Identify the lines that include the word "magnitude", then copy all of them.

++++ GIVEN RECORDS

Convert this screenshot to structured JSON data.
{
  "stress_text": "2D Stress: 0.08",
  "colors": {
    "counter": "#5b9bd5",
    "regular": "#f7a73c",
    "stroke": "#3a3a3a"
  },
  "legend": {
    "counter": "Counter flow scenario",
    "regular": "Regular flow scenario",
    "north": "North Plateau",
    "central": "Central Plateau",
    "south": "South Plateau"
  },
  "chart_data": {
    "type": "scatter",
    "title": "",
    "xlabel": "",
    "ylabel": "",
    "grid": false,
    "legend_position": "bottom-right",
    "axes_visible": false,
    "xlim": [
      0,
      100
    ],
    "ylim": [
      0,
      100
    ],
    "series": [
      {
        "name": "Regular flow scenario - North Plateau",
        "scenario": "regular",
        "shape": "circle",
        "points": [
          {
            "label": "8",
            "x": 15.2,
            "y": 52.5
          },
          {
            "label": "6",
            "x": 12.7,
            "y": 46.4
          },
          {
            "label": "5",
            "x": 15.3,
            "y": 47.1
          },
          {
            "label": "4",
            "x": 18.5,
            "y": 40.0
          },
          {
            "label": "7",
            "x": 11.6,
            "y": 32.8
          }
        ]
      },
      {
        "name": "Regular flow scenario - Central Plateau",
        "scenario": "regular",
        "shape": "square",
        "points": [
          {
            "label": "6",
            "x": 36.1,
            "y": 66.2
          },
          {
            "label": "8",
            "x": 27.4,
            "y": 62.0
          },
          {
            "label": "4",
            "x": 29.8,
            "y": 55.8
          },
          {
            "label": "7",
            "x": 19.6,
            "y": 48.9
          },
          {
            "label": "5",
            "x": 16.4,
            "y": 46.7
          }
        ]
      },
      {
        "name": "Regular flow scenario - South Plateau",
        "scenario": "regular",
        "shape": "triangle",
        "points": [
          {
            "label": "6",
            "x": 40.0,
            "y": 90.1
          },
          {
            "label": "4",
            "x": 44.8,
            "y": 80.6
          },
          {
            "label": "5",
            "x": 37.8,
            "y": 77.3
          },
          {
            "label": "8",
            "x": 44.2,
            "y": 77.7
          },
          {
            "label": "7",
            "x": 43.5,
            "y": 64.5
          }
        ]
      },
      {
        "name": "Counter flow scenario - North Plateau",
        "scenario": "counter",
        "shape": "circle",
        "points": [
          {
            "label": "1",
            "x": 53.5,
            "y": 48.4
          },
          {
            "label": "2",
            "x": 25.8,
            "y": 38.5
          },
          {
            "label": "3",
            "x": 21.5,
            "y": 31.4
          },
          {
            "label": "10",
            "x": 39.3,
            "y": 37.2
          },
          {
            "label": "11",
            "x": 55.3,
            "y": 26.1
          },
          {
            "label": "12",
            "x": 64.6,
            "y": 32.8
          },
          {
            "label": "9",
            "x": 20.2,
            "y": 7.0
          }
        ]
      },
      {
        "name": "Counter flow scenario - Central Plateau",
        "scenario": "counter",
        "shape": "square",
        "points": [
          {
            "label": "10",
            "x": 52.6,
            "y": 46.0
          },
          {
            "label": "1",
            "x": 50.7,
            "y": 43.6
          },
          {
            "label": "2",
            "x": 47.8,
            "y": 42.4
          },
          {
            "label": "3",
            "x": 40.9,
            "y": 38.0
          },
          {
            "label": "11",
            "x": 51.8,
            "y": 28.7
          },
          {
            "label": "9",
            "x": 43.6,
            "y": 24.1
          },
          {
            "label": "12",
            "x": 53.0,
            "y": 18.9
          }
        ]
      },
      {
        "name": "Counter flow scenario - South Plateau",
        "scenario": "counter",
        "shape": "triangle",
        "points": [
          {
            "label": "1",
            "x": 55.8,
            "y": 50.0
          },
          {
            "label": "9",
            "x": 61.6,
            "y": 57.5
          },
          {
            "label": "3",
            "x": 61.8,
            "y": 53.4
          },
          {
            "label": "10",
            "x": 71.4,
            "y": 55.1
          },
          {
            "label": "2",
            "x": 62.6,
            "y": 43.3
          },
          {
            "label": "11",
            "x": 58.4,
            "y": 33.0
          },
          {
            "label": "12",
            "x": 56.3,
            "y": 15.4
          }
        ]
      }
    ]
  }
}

++++++++
++++ GIVEN RECORDS

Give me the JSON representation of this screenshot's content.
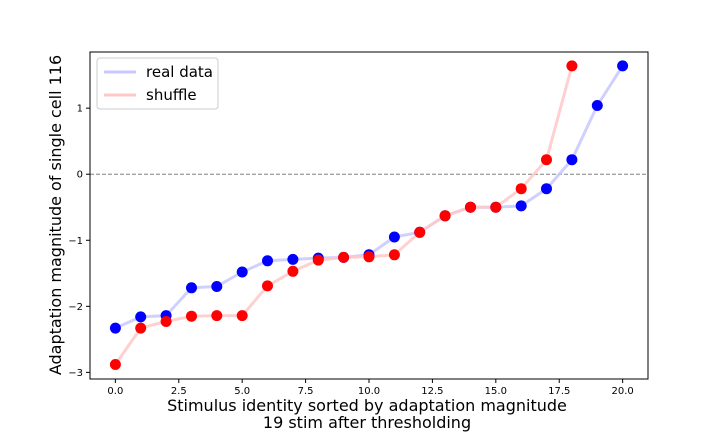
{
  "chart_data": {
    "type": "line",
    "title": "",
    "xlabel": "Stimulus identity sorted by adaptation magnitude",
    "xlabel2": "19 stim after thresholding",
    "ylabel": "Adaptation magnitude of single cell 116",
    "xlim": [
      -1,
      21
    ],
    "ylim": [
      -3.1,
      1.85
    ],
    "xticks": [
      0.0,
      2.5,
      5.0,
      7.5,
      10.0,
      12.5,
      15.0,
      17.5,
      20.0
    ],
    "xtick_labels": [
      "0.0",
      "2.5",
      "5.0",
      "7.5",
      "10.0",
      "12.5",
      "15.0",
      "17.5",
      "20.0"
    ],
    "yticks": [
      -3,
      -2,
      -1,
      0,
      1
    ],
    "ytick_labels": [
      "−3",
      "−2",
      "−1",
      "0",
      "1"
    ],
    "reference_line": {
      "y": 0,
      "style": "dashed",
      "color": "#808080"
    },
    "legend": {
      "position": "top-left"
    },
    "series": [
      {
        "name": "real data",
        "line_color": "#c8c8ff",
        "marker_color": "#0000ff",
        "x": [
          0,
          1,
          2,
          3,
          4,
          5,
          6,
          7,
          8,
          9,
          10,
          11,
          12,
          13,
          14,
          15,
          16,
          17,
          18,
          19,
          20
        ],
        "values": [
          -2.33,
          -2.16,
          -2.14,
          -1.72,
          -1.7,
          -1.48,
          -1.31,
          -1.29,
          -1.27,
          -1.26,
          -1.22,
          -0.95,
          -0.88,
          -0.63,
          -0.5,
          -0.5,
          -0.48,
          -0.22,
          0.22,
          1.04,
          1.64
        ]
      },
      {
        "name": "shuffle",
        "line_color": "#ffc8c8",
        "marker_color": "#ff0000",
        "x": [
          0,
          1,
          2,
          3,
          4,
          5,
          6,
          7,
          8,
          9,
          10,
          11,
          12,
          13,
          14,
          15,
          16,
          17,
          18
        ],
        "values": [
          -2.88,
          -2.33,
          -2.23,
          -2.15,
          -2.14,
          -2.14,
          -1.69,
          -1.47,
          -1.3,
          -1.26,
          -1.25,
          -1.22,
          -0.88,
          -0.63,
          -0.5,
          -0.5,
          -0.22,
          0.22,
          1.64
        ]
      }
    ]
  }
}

++++++++

THE RESULT:
    "xlabel": "Stimulus identity sorted by adaptation magnitude",
    "ylabel": "Adaptation magnitude of single cell 116",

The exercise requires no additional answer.